──────── Exercise input

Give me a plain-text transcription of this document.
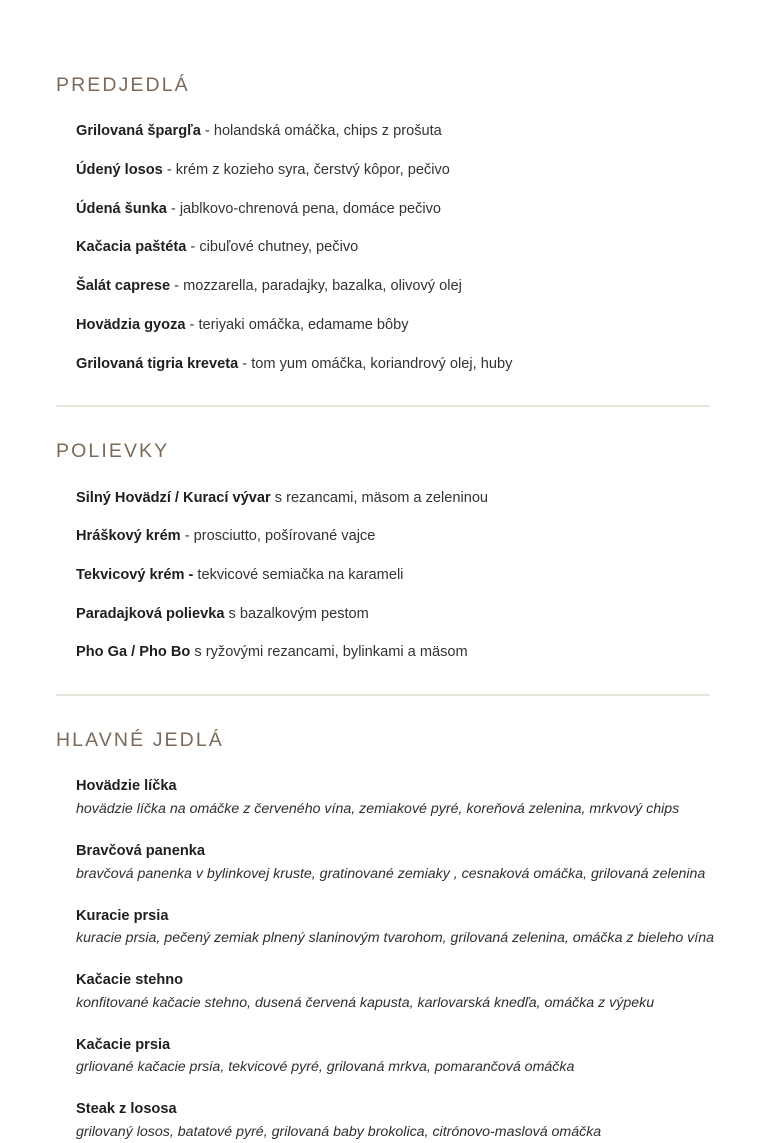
PREDJEDLÁ
Grilovaná špargľa - holandská omáčka, chips z prošuta
Údený losos - krém z kozieho syra, čerstvý kôpor, pečivo
Údená šunka - jablkovo-chrenová pena, domáce pečivo
Kačacia paštéta - cibuľové chutney, pečivo
Šalát caprese - mozzarella, paradajky, bazalka, olivový olej
Hovädzia gyoza - teriyaki omáčka, edamame bôby
Grilovaná tigria kreveta - tom yum omáčka, koriandrový olej, huby
POLIEVKY
Silný Hovädzí / Kurací vývar s rezancami, mäsom a zeleninou
Hráškový krém - prosciutto, pošírované vajce
Tekvicový krém - tekvicové semiačka na karameli
Paradajková polievka s bazalkovým pestom
Pho Ga / Pho Bo s ryžovými rezancami, bylinkami a mäsom
HLAVNÉ JEDLÁ
Hovädzie líčka
hovädzie líčka na omáčke z červeného vína, zemiakové pyré, koreňová zelenina, mrkvový chips
Bravčová panenka
bravčová panenka v bylinkovej kruste, gratinované zemiaky , cesnaková omáčka, grilovaná zelenina
Kuracie prsia
kuracie prsia, pečený zemiak plnený slaninovým tvarohom, grilovaná zelenina, omáčka z bieleho vína
Kačacie stehno
konfitované kačacie stehno, dusená červená kapusta, karlovarská knedľa, omáčka z výpeku
Kačacie prsia
grliované kačacie prsia, tekvicové pyré, grilovaná mrkva, pomarančová omáčka
Steak z lososa
grilovaný losos, batatové pyré, grilovaná baby brokolica, citrónovo-maslová omáčka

────────────────

* _Work to complete_: Transcribe the material exactly, keeping every word and none of the pictures.

* _Task result_:
Give me a plain-text transcription of this document.
PREDJEDLÁ
Grilovaná špargľa - holandská omáčka, chips z prošuta
Údený losos - krém z kozieho syra, čerstvý kôpor, pečivo
Údená šunka - jablkovo-chrenová pena, domáce pečivo
Kačacia paštéta - cibuľové chutney, pečivo
Šalát caprese - mozzarella, paradajky, bazalka, olivový olej
Hovädzia gyoza - teriyaki omáčka, edamame bôby
Grilovaná tigria kreveta - tom yum omáčka, koriandrový olej, huby
POLIEVKY
Silný Hovädzí / Kurací vývar s rezancami, mäsom a zeleninou
Hráškový krém - prosciutto, pošírované vajce
Tekvicový krém - tekvicové semiačka na karameli
Paradajková polievka s bazalkovým pestom
Pho Ga / Pho Bo s ryžovými rezancami, bylinkami a mäsom
HLAVNÉ JEDLÁ
Hovädzie líčka
hovädzie líčka na omáčke z červeného vína, zemiakové pyré, koreňová zelenina, mrkvový chips
Bravčová panenka
bravčová panenka v bylinkovej kruste, gratinované zemiaky , cesnaková omáčka, grilovaná zelenina
Kuracie prsia
kuracie prsia, pečený zemiak plnený slaninovým tvarohom, grilovaná zelenina, omáčka z bieleho vína
Kačacie stehno
konfitované kačacie stehno, dusená červená kapusta, karlovarská knedľa, omáčka z výpeku
Kačacie prsia
grliované kačacie prsia, tekvicové pyré, grilovaná mrkva, pomarančová omáčka
Steak z lososa
grilovaný losos, batatové pyré, grilovaná baby brokolica, citrónovo-maslová omáčka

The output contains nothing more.